--- start Source text ---

For about the first eighty years of its existence, Dvořák’s operatic masterpiece looked like being a somewhat fragile creature, difficult to transplant from its native soil. Negotiations between Dvořák and Mahler for a Vienna premičre fell through and in the post-war years a production at Sadler’s Wells flopped. Joan Hammond, the Rusalka, considered these performances among the highlights of her career; nor was there any doubt about Vilém Tausky’s dedication in the pit. The problems seem to have been visual. At about the same time (Dresden 1948) Joseph Keilberth gave the work in Germany, a performance which has recently surfaced on CD (reviewed by Robert J. Farr). It looked, therefore, as if Dvořák-lovers outside Czechoslovakia – as it still was – would have to be content to hear the music at home by courtesy of one of the Supraphon recordings, the 1952 mono under Krombholc – which I’ve never heard – or the 1961 stereo one under Chalabala, through which I came to know and love this opera. Googling around, I find a few other versions dating from the 1970s, but they seem not to have been widely available. A 1971 East Berlin recording under Arthur Apelt had Annelies Burmeister as the Witch and Theo Adam as the Watersprite. Bohumil Gregor conducted a recording in Holland in 1976 with Teresa Stratas as Rusalka and Willard White as the Watersprite. From the same year, a Munich version under Janowski again has Theo Adam as the biggest name in the cast. Sylvia Sass’s website refers to a 1979 recording under Janowski which must exist somewhere.

--- end Source text ---
--- start Extracted data ---

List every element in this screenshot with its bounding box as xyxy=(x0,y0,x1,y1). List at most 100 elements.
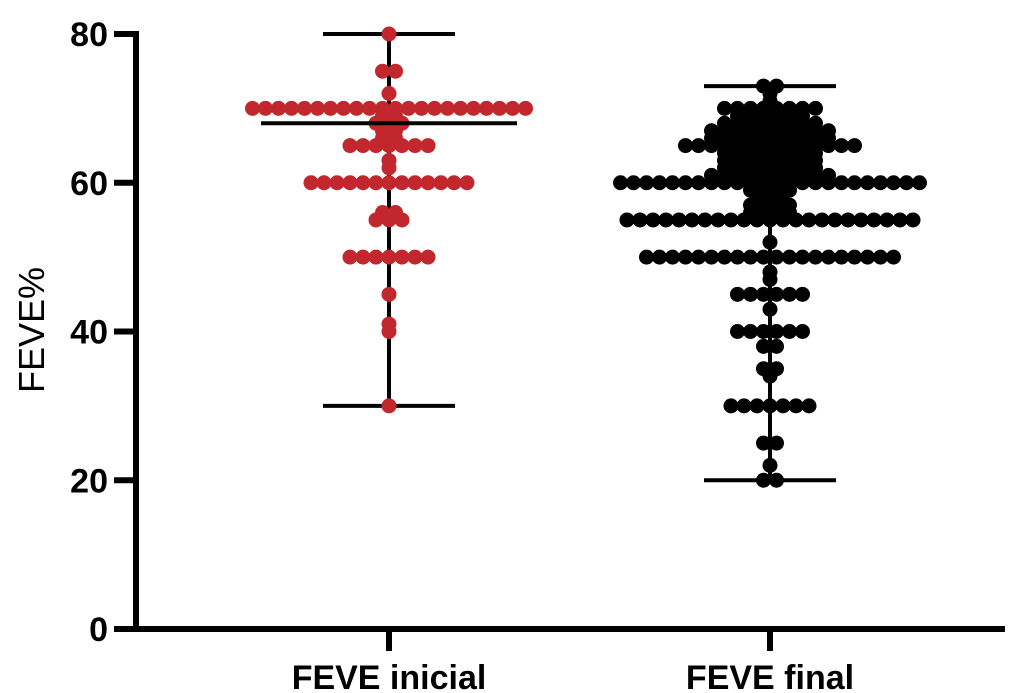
data-point xyxy=(518,100,533,116)
category-label: FEVE final xyxy=(686,659,854,693)
data-point xyxy=(795,249,810,265)
data-point xyxy=(827,212,843,228)
data-point xyxy=(860,249,875,265)
data-point xyxy=(704,249,719,265)
data-point xyxy=(446,175,462,191)
data-point xyxy=(297,100,312,116)
data-point xyxy=(381,152,397,168)
data-point xyxy=(336,100,351,116)
data-point xyxy=(736,398,752,414)
data-point xyxy=(381,316,397,332)
data-point xyxy=(840,212,856,228)
data-point xyxy=(427,100,442,116)
data-point xyxy=(632,212,648,228)
data-point xyxy=(717,249,732,265)
y-ticks: 0 20 40 60 80 xyxy=(70,16,136,649)
y-tick-label: 20 xyxy=(70,462,108,500)
data-point xyxy=(756,361,771,377)
data-point xyxy=(743,249,758,265)
data-point xyxy=(769,435,784,451)
data-point xyxy=(847,138,862,154)
data-point xyxy=(316,175,332,191)
data-point xyxy=(723,398,739,414)
data-point xyxy=(355,138,371,154)
data-point xyxy=(756,324,771,339)
data-point xyxy=(847,249,862,265)
data-point xyxy=(769,249,784,265)
data-point xyxy=(388,63,403,79)
data-point xyxy=(782,249,797,265)
data-point xyxy=(684,212,700,228)
category-label: FEVE inicial xyxy=(292,659,487,693)
data-point xyxy=(873,249,888,265)
y-tick-label: 0 xyxy=(89,611,108,649)
data-point xyxy=(723,212,739,228)
data-point xyxy=(271,100,286,116)
data-point xyxy=(801,212,817,228)
data-point xyxy=(730,324,745,339)
data-point xyxy=(678,138,693,154)
data-point xyxy=(762,264,778,280)
data-point xyxy=(853,212,869,228)
data-point xyxy=(756,249,771,265)
axes xyxy=(133,31,1005,632)
data-point xyxy=(808,115,823,131)
data-point xyxy=(671,212,687,228)
data-point xyxy=(401,100,416,116)
data-point xyxy=(697,212,713,228)
data-point xyxy=(381,26,397,42)
data-point xyxy=(886,249,901,265)
data-point xyxy=(440,100,455,116)
data-point xyxy=(466,100,481,116)
data-point xyxy=(375,63,390,79)
y-tick-label: 80 xyxy=(70,16,108,54)
data-point xyxy=(492,100,507,116)
data-point xyxy=(381,286,397,302)
y-tick-label: 60 xyxy=(70,165,108,203)
data-point xyxy=(420,249,436,265)
data-point xyxy=(375,100,390,116)
data-point xyxy=(769,324,784,339)
data-point xyxy=(355,249,371,265)
data-point xyxy=(795,324,810,339)
data-point xyxy=(762,398,778,414)
data-point xyxy=(795,286,810,302)
data-point xyxy=(381,249,397,265)
data-point xyxy=(258,100,273,116)
data-points xyxy=(245,26,927,488)
data-point xyxy=(769,78,784,94)
data-point xyxy=(743,324,758,339)
data-point xyxy=(756,435,771,451)
data-point xyxy=(626,175,641,191)
data-point xyxy=(912,175,927,191)
data-point xyxy=(342,175,358,191)
data-point xyxy=(433,175,449,191)
data-point xyxy=(795,100,810,116)
data-point xyxy=(834,138,849,154)
data-point xyxy=(691,249,706,265)
data-point xyxy=(730,249,745,265)
data-point xyxy=(388,100,403,116)
data-point xyxy=(652,249,667,265)
data-point xyxy=(678,249,693,265)
data-point xyxy=(420,175,436,191)
data-point xyxy=(814,212,830,228)
data-point xyxy=(905,212,921,228)
data-point xyxy=(775,398,791,414)
data-point xyxy=(756,78,771,94)
data-point xyxy=(808,100,823,116)
data-point xyxy=(769,472,784,488)
data-point xyxy=(342,249,358,265)
data-point xyxy=(834,249,849,265)
data-point xyxy=(310,100,325,116)
data-point xyxy=(821,167,836,183)
data-point xyxy=(782,100,797,116)
data-point xyxy=(368,175,384,191)
data-point xyxy=(665,249,680,265)
data-point xyxy=(821,123,836,139)
data-point xyxy=(821,249,836,265)
data-point xyxy=(505,100,520,116)
data-point xyxy=(407,138,423,154)
y-axis-title: FEVE% xyxy=(11,267,52,393)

--- end Extracted data ---

> _Objectives_
**a)** Reproduce everything in the entries from the line containing "data-point xyxy=(518,100,533,116)" down to the line containing "data-point xyxy=(446,175,462,191)", inclusive of both.
**b)** Carry on the essay about recordings of Dvořák's operatic masterpiece, starting after its final sentence.
The essay on Dvořák's opera and the chart entries are unrelated material.

> _Written responses_
**a)**
data-point xyxy=(518,100,533,116)
category-label: FEVE final xyxy=(686,659,854,693)
data-point xyxy=(795,249,810,265)
data-point xyxy=(827,212,843,228)
data-point xyxy=(860,249,875,265)
data-point xyxy=(704,249,719,265)
data-point xyxy=(446,175,462,191)

**b)**
But it was in the 1980s that things began to change. The opera’s French premičre in 1982 was quickly forgotten, but 1982/83 was the year of the first complete recording, again on Supraphon. Conducted by Václav Neumann, this not only expunged the traditional stage cuts but introduced a singer whose truly lustrous timbre promised a career well beyond the confines of Czechoslovakia – Gabriela Benačková. The interest aroused by this recording led to some important firsts. Rusalka achieved its long-delayed Vienna premičre, with Benačková as Rusalka and Neumann conducting, in 1987. Also in 1987, the indefatigable Eve Queler put on a concert performance with Benačková in New York’s Avery Fisher Hall, paving the way for the opera’s premičre at the Metropolitan. This took place in 1993, again with Benačková and conducted by John Fiore.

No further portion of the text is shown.